╭──
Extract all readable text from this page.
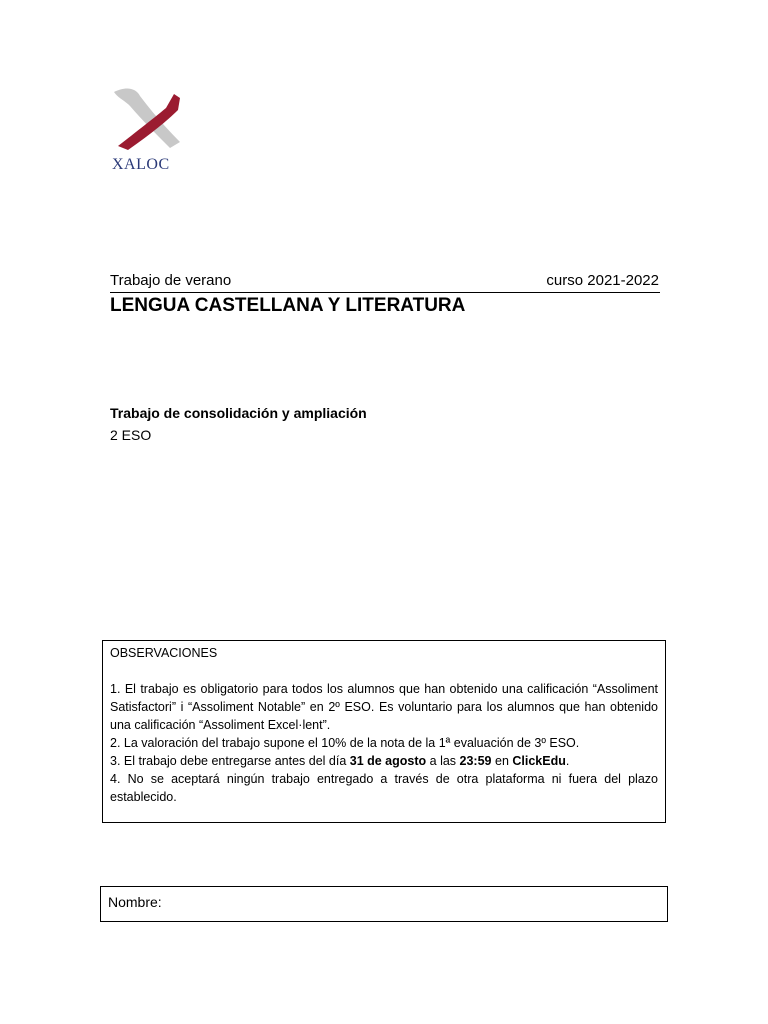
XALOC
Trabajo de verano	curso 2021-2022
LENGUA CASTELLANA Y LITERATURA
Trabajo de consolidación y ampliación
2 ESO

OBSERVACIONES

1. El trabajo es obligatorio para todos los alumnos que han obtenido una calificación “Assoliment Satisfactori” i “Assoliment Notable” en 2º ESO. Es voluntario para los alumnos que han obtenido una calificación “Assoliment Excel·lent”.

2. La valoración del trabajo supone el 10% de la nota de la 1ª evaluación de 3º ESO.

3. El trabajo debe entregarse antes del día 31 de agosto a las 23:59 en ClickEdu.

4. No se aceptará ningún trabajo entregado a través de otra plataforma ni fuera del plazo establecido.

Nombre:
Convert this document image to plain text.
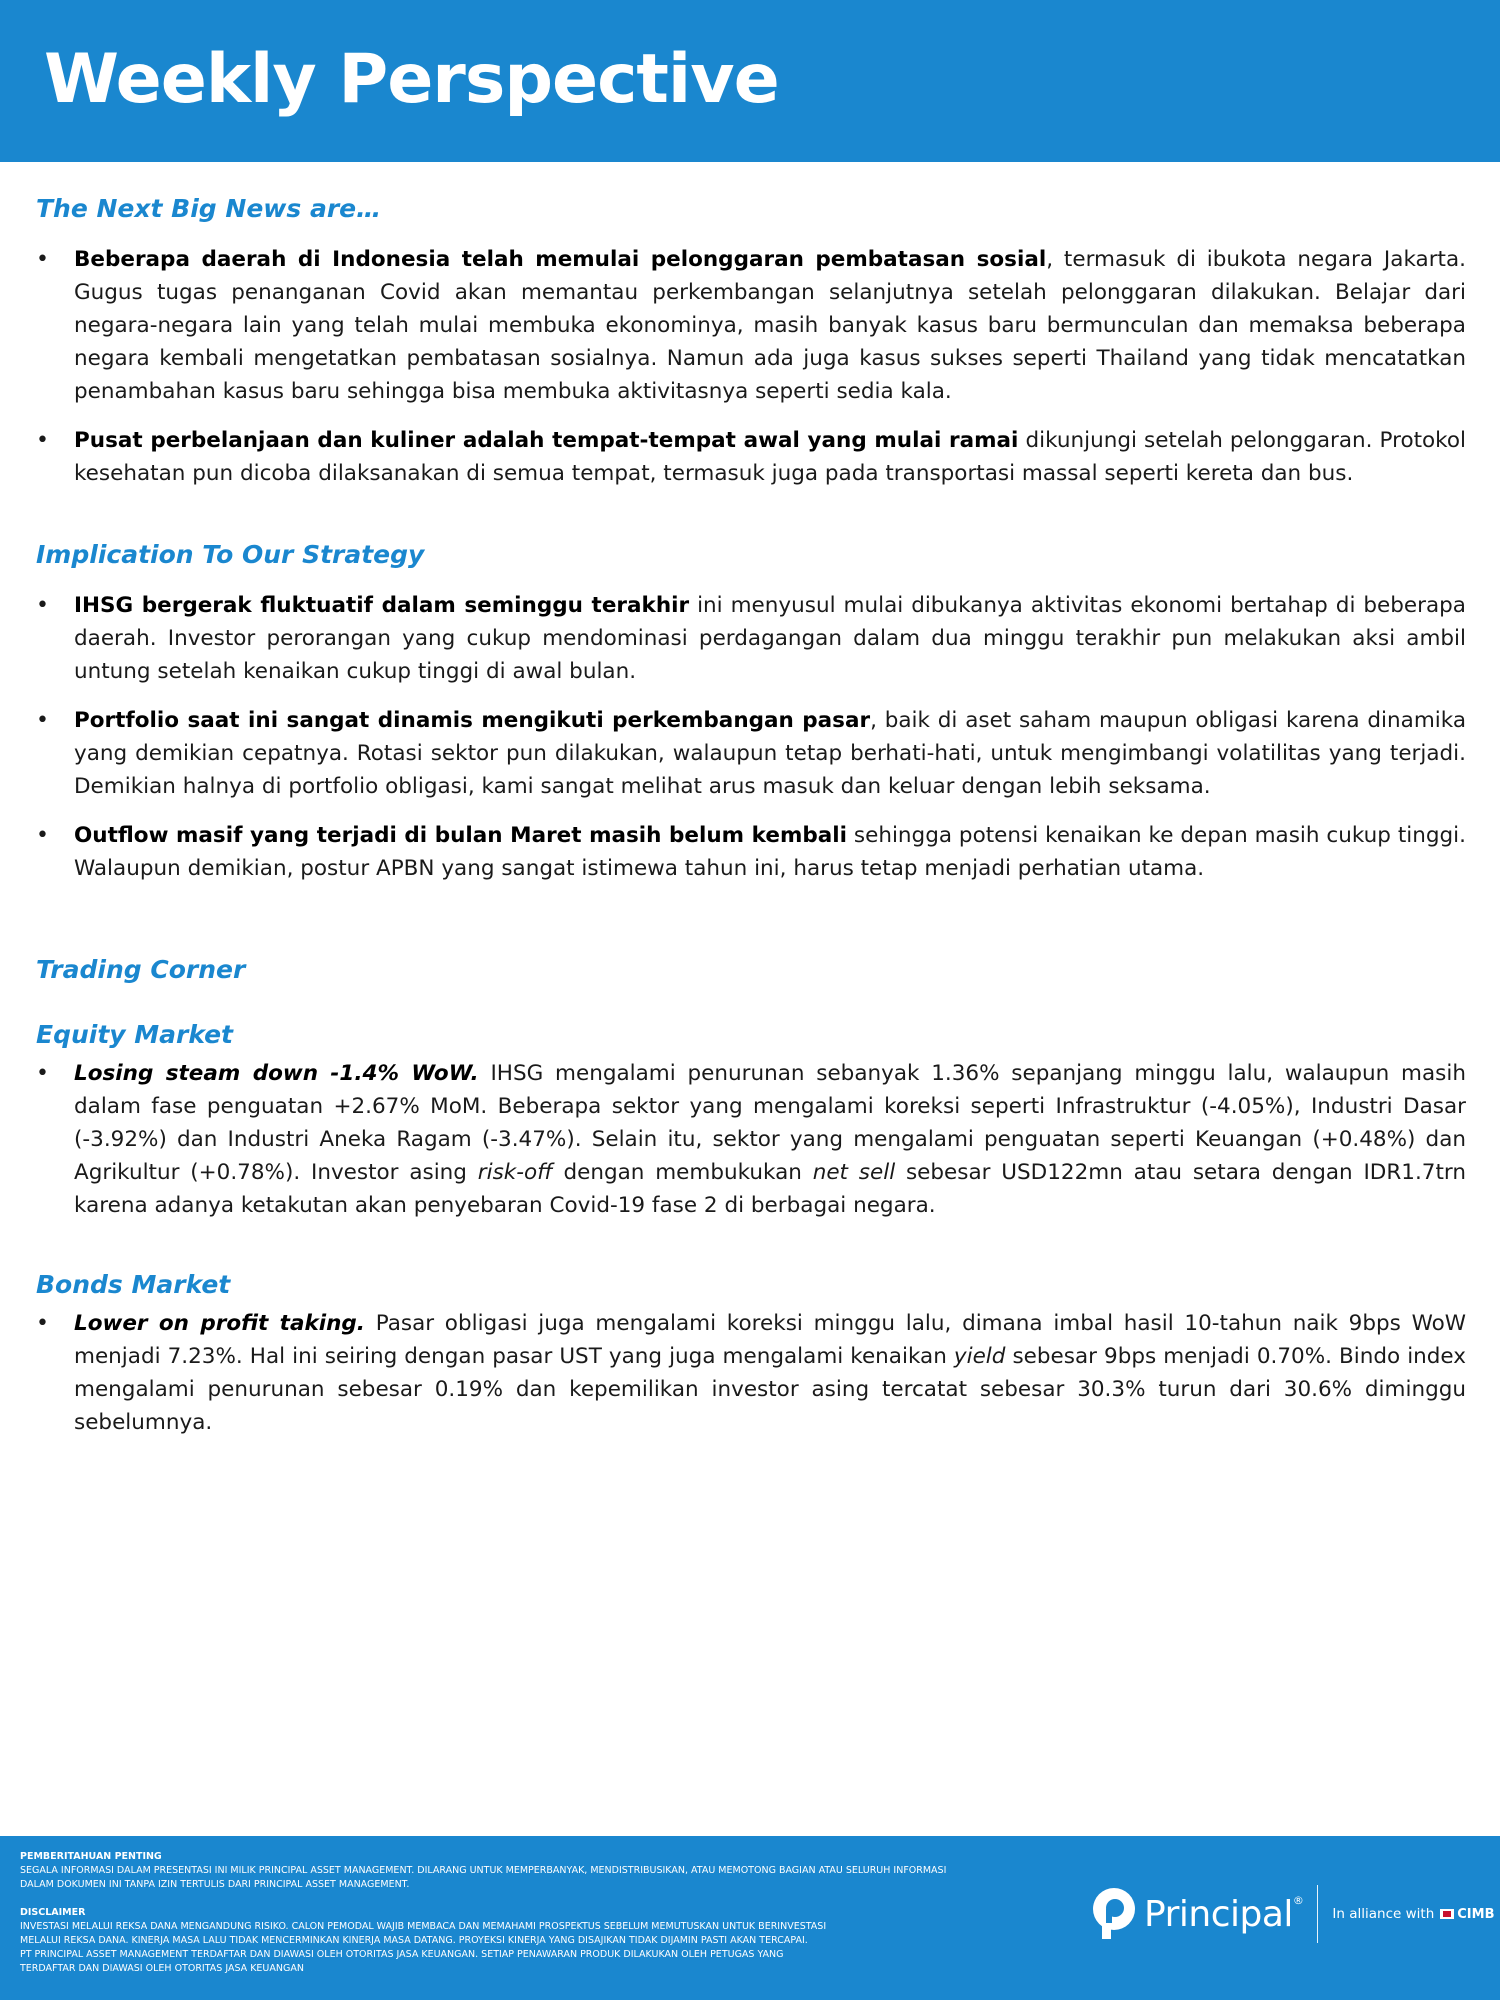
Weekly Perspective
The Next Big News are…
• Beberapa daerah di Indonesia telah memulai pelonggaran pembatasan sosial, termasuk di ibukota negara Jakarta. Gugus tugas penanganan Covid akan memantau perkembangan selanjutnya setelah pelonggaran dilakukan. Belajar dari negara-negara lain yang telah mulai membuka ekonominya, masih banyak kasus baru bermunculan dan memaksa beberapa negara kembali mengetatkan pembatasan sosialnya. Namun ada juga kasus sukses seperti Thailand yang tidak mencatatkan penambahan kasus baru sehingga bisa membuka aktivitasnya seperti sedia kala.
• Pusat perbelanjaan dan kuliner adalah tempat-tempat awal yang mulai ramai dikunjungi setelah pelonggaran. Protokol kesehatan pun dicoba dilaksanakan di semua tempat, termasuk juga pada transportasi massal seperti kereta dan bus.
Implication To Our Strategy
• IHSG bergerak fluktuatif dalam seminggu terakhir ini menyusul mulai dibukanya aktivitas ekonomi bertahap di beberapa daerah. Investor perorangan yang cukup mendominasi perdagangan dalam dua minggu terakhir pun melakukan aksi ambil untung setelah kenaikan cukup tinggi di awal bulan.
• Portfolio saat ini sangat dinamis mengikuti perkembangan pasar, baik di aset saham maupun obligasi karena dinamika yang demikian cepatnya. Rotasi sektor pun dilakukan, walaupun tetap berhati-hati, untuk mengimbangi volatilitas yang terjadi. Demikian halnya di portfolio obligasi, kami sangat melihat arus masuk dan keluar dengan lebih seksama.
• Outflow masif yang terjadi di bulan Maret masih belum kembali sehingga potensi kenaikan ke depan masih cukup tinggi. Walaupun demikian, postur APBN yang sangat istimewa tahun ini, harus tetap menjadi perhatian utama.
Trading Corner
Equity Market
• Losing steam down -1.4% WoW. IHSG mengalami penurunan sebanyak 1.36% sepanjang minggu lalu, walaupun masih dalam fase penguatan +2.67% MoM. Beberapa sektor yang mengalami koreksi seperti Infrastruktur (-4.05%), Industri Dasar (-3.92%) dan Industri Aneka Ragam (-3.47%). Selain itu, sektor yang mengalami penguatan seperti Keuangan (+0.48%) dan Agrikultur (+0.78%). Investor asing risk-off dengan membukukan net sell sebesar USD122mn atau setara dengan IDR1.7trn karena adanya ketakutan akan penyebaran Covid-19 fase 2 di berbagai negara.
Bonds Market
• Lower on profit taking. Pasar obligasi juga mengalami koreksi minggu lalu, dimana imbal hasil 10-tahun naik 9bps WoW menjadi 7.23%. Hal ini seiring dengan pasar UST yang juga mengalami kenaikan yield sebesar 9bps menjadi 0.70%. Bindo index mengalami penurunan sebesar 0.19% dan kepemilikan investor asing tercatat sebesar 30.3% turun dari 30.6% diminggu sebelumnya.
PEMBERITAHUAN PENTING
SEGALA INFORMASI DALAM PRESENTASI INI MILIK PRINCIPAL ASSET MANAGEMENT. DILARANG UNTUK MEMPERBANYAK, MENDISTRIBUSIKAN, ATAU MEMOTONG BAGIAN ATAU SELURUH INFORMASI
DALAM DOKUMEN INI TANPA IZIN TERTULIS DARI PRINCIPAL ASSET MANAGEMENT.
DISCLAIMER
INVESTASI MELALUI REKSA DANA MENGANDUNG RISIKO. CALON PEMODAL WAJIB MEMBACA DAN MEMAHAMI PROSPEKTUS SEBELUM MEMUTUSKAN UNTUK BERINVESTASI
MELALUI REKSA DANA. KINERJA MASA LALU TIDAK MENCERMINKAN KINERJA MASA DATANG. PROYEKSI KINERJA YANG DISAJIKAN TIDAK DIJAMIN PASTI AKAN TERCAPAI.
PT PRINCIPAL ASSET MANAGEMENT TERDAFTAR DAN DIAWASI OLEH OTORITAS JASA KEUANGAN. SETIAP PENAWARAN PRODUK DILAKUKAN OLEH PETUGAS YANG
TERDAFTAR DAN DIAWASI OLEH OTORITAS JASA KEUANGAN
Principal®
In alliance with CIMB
╰──
_WHAT THE TASK REQUIRES_. Show the lines from the data above that contain the string "JASA".

_TASK ANSWER_.
PT PRINCIPAL ASSET MANAGEMENT TERDAFTAR DAN DIAWASI OLEH OTORITAS JASA KEUANGAN. SETIAP PENAWARAN PRODUK DILAKUKAN OLEH PETUGAS YANG
TERDAFTAR DAN DIAWASI OLEH OTORITAS JASA KEUANGAN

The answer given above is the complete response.